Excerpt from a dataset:
━━━

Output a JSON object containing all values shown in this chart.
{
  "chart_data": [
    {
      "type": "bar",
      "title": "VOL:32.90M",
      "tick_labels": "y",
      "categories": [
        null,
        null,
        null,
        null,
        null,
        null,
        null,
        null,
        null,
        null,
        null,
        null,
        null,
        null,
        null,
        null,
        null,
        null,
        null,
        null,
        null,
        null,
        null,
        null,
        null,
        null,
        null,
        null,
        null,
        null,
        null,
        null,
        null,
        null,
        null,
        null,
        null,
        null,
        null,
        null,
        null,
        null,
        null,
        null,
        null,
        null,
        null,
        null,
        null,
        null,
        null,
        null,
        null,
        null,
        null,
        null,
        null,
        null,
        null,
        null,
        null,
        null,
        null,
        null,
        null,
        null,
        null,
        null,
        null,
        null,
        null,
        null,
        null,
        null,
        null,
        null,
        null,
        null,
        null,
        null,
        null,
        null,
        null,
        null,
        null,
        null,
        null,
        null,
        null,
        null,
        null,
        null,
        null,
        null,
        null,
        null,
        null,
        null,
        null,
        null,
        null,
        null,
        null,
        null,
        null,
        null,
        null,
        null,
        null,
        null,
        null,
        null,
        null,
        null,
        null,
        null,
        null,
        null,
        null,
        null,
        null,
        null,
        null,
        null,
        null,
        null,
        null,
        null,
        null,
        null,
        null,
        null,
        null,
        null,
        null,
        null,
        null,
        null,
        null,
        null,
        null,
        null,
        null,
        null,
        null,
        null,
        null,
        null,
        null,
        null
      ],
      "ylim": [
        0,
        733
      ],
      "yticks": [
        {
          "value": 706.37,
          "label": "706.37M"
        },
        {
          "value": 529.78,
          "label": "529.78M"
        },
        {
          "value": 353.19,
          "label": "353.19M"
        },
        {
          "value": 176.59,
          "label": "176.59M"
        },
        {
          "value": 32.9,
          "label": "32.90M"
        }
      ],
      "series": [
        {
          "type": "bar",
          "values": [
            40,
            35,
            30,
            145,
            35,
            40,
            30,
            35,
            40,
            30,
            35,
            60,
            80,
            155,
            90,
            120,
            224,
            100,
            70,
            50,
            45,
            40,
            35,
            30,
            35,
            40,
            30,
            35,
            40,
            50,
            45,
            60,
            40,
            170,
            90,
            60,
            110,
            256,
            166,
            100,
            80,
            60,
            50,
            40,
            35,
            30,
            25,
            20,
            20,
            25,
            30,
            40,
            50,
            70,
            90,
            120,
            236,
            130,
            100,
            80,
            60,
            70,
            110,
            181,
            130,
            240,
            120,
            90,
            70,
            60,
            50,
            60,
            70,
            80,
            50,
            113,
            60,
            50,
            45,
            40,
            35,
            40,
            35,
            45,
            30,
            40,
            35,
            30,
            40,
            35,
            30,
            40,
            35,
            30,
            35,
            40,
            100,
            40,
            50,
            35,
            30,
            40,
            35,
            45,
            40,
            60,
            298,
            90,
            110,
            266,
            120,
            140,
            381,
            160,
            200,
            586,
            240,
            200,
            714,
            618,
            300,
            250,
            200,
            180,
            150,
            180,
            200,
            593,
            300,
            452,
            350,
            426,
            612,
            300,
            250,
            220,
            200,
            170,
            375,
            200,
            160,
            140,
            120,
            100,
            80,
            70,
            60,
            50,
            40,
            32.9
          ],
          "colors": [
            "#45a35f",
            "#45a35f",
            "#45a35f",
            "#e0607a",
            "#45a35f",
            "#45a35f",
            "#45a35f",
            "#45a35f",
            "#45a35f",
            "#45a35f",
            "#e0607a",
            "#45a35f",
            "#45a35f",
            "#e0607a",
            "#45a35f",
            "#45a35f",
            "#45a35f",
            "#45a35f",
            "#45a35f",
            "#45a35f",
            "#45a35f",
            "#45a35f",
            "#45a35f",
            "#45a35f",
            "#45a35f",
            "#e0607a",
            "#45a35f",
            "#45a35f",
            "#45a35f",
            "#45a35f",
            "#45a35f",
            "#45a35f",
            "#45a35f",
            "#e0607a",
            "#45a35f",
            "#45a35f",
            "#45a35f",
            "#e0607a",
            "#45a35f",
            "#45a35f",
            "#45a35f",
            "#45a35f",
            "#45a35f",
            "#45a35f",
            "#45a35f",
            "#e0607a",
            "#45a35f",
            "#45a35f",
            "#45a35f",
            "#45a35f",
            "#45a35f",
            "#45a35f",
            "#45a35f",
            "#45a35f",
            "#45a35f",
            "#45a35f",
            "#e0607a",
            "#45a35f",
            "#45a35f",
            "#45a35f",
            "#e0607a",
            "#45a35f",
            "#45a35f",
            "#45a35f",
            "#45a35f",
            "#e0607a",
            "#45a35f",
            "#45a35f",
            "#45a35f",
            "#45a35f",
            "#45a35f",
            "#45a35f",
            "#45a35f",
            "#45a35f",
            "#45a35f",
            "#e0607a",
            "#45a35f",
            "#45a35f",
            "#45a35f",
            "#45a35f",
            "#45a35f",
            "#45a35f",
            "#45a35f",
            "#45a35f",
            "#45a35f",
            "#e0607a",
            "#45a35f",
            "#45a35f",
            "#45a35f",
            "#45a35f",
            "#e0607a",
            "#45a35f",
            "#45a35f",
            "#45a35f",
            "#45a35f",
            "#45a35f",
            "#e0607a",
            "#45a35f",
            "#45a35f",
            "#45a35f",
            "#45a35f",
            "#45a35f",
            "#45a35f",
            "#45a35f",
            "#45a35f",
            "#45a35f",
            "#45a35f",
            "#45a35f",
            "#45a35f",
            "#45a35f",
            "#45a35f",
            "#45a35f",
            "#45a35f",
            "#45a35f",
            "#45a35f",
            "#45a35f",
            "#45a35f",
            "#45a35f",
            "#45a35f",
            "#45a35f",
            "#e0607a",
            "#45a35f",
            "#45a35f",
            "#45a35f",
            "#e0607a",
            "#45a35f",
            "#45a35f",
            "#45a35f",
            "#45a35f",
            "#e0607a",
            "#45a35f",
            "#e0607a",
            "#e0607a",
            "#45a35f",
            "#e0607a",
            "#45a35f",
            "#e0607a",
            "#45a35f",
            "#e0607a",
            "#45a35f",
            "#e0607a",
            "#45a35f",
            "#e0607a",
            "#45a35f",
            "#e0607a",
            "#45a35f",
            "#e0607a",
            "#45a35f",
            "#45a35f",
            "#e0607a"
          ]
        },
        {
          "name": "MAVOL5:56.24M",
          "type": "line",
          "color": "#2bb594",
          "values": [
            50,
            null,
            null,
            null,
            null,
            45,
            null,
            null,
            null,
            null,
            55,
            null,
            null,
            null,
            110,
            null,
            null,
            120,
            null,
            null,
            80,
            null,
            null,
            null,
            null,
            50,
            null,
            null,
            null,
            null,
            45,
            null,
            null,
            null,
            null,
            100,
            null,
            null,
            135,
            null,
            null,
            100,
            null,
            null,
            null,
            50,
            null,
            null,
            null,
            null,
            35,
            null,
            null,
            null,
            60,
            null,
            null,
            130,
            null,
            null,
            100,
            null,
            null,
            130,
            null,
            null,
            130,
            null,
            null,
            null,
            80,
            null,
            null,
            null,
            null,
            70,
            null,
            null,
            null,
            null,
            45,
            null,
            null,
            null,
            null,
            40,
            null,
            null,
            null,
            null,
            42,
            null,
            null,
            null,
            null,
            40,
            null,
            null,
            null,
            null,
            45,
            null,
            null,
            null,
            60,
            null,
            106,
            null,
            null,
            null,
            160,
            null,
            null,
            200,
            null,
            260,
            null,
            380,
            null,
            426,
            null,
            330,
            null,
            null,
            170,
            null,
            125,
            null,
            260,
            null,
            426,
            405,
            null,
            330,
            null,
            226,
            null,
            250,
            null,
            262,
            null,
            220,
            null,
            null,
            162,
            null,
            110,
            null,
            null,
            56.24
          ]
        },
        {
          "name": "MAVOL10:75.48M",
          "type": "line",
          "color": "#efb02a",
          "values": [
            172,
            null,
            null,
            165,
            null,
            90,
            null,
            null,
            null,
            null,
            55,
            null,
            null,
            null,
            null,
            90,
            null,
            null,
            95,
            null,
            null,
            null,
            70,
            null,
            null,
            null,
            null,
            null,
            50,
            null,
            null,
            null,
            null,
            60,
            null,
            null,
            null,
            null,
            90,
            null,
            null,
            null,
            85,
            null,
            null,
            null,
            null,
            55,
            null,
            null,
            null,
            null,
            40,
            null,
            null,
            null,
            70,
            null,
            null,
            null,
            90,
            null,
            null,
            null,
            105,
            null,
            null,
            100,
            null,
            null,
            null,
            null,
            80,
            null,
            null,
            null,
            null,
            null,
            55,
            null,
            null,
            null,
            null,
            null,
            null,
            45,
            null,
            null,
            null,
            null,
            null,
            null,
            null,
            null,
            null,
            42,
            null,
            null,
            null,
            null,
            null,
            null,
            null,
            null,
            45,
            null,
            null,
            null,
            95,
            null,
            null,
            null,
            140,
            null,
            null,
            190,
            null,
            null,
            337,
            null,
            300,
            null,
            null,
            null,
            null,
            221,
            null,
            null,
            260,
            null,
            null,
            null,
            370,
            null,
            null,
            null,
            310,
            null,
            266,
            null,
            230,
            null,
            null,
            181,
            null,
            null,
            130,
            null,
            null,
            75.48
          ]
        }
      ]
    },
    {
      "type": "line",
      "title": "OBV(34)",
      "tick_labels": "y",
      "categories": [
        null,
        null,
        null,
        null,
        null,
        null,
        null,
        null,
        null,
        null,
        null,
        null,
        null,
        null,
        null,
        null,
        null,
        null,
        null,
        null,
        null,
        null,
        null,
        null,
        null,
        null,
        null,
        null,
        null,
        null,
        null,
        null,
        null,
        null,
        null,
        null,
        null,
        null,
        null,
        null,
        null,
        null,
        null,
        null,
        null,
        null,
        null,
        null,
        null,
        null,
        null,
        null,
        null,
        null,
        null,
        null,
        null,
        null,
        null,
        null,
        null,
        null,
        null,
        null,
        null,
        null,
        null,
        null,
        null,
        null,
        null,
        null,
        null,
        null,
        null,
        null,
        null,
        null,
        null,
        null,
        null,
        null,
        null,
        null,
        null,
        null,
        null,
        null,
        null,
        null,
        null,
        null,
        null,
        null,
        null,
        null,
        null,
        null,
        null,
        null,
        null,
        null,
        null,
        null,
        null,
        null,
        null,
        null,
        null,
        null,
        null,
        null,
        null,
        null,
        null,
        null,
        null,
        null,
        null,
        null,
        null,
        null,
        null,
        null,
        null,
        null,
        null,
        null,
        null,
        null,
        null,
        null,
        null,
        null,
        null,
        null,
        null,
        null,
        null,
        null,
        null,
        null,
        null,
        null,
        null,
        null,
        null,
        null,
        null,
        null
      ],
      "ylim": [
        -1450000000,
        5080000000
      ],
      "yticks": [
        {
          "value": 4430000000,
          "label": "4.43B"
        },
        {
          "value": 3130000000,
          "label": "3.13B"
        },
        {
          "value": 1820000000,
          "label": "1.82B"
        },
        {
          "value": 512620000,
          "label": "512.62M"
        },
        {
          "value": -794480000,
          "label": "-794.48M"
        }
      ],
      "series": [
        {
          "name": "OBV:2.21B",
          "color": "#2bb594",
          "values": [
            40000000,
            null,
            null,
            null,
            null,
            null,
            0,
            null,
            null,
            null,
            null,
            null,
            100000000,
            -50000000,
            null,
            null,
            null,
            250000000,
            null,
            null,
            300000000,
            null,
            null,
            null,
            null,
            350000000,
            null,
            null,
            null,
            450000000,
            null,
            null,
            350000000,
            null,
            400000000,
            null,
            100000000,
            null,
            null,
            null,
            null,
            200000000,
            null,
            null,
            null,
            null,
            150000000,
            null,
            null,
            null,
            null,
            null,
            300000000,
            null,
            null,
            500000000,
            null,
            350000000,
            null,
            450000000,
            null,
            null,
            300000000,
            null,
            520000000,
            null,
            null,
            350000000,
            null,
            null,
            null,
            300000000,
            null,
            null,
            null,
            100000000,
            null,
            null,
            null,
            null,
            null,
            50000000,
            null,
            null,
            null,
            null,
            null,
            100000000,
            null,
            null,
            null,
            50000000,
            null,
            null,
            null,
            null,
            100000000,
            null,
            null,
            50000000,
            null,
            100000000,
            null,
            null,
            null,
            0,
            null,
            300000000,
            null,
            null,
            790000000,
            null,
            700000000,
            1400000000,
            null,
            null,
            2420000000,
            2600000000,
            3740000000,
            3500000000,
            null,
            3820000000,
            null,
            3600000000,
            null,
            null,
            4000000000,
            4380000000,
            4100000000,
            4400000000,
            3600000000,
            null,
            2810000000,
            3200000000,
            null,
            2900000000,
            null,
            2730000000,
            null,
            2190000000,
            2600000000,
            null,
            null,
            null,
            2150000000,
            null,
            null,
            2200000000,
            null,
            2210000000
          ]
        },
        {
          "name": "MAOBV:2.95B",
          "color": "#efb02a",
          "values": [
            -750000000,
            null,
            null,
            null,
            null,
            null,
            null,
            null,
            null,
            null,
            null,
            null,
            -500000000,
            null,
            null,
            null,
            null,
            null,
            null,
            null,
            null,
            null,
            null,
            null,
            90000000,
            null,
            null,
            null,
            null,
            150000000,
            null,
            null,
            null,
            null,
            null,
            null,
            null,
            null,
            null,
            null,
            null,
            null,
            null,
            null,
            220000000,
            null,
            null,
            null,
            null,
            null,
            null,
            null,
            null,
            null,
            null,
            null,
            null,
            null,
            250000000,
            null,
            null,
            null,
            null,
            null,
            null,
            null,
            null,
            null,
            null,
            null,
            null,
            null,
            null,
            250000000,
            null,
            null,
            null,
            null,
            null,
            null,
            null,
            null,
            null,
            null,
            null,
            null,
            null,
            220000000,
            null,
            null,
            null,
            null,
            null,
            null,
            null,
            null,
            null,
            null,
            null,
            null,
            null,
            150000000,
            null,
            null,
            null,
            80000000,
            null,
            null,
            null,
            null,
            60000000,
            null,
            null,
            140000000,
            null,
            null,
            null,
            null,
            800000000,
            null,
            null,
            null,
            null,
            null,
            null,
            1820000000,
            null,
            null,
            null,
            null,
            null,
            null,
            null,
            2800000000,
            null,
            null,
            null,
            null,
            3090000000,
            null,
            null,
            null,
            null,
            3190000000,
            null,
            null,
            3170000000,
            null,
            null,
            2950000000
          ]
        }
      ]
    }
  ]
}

━━━

### Task to carry out
The lines to collect are those holding the string "name"; copy them all.

### Exercise result
          "name": "MAVOL5:56.24M",
          "name": "MAVOL10:75.48M",
          "name": "OBV:2.21B",
          "name": "MAOBV:2.95B",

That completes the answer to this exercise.